WORK INSTRUCTIONS. Copy out each line of the records that contains the word "menu".

RECORDED INFORMATION.
-- Begin --

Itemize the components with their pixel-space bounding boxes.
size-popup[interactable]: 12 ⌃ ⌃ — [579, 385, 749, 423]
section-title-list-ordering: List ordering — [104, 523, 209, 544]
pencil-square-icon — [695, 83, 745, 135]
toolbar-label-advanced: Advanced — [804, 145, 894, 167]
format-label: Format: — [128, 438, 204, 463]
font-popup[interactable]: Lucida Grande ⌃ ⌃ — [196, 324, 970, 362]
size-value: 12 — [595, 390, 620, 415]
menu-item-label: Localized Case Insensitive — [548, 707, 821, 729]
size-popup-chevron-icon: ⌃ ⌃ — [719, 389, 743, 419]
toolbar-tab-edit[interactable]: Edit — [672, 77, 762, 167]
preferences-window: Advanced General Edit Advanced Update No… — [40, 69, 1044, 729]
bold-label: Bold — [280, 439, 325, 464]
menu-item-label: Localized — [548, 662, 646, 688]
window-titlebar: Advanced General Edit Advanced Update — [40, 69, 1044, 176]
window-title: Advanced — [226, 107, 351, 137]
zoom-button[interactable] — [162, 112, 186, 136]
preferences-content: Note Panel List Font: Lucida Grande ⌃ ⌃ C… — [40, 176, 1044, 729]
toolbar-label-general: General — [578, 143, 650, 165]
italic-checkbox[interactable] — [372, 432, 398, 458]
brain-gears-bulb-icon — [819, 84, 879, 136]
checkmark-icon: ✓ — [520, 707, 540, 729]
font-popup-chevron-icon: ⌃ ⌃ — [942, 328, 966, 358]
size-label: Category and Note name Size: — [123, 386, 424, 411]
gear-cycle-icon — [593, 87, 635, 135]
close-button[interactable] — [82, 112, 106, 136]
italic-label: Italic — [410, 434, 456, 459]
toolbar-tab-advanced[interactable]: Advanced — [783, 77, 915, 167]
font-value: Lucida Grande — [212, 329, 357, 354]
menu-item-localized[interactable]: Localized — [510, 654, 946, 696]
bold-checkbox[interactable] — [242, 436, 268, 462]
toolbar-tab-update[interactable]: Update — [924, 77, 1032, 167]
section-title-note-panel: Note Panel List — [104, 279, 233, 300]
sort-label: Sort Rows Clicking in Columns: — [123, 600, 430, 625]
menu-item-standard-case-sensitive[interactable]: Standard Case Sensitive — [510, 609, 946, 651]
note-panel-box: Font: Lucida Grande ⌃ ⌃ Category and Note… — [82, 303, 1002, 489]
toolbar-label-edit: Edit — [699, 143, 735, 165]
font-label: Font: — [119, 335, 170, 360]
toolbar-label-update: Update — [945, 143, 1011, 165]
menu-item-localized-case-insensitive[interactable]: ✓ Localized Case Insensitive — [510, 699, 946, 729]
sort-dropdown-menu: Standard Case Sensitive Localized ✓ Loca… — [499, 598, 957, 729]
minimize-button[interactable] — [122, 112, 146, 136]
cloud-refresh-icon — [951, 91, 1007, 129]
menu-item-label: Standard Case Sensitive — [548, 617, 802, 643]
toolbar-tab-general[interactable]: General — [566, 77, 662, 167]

-- End --

RESPONSE.
menu-item-label: Localized Case Insensitive — [548, 707, 821, 729]
menu-item-label: Localized — [548, 662, 646, 688]
menu-item-localized[interactable]: Localized — [510, 654, 946, 696]
menu-item-standard-case-sensitive[interactable]: Standard Case Sensitive — [510, 609, 946, 651]
menu-item-localized-case-insensitive[interactable]: ✓ Localized Case Insensitive — [510, 699, 946, 729]
sort-dropdown-menu: Standard Case Sensitive Localized ✓ Loca… — [499, 598, 957, 729]
menu-item-label: Standard Case Sensitive — [548, 617, 802, 643]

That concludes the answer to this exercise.